* [Instructions to follow] Return all lines in the material below that contain "Archiv".
*** Extracted information
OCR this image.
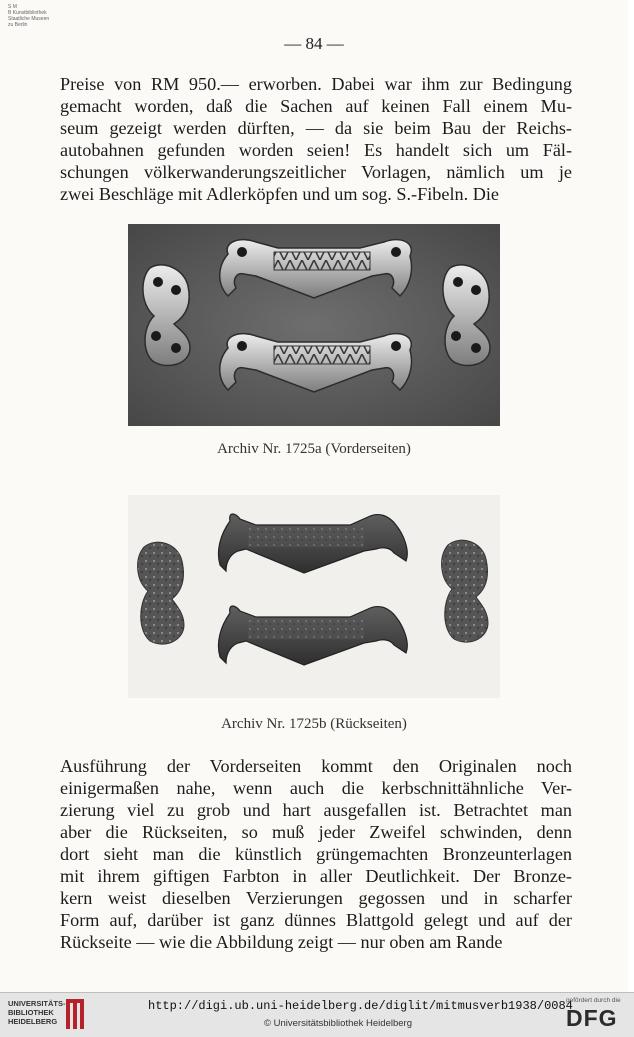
S M
B Kunstbibliothek
Staatliche Museen
zu Berlin
— 84 —
Preise von RM 950.— erworben. Dabei war ihm zur Bedingung
gemacht worden, daß die Sachen auf keinen Fall einem Mu-
seum gezeigt werden dürften, — da sie beim Bau der Reichs-
autobahnen gefunden worden seien! Es handelt sich um Fäl-
schungen völkerwanderungszeitlicher Vorlagen, nämlich um je
zwei Beschläge mit Adlerköpfen und um sog. S.-Fibeln. Die
Archiv Nr. 1725a (Vorderseiten)
Archiv Nr. 1725b (Rückseiten)
Ausführung der Vorderseiten kommt den Originalen noch
einigermaßen nahe, wenn auch die kerbschnittähnliche Ver-
zierung viel zu grob und hart ausgefallen ist. Betrachtet man
aber die Rückseiten, so muß jeder Zweifel schwinden, denn
dort sieht man die künstlich grüngemachten Bronzeunterlagen
mit ihrem giftigen Farbton in aller Deutlichkeit. Der Bronze-
kern weist dieselben Verzierungen gegossen und in scharfer
Form auf, darüber ist ganz dünnes Blattgold gelegt und auf der
Rückseite — wie die Abbildung zeigt — nur oben am Rande
UNIVERSITÄTS-
BIBLIOTHEK
HEIDELBERG
http://digi.ub.uni-heidelberg.de/diglit/mitmusverb1938/0084
© Universitätsbibliothek Heidelberg
gefördert durch die
DFG
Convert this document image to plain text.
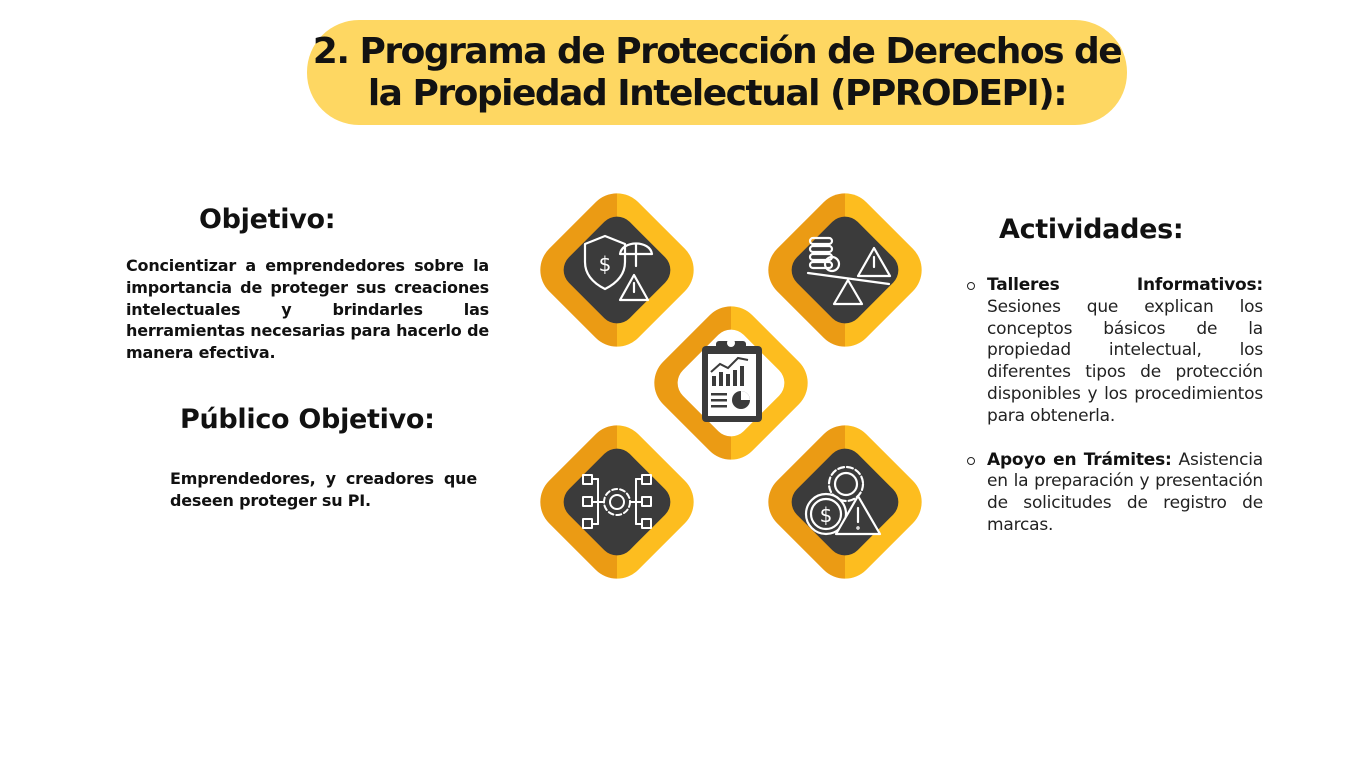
2. Programa de Protección de Derechos de
la Propiedad Intelectual (PPRODEPI):
Objetivo:
Concientizar a emprendedores sobre la importancia de proteger sus creaciones intelectuales y brindarles las herramientas necesarias para hacerlo de manera efectiva.
Público Objetivo:
Emprendedores, y creadores que deseen proteger su PI.
Actividades:
Talleres Informativos: Sesiones que explican los conceptos básicos de la propiedad intelectual, los diferentes tipos de protección disponibles y los procedimientos para obtenerla.
Apoyo en Trámites: Asistencia en la preparación y presentación de solicitudes de registro de marcas.
$
$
******
* [Task solution]
Archiv Nr. 1725a (Vorderseiten)
Archiv Nr. 1725b (Rückseiten)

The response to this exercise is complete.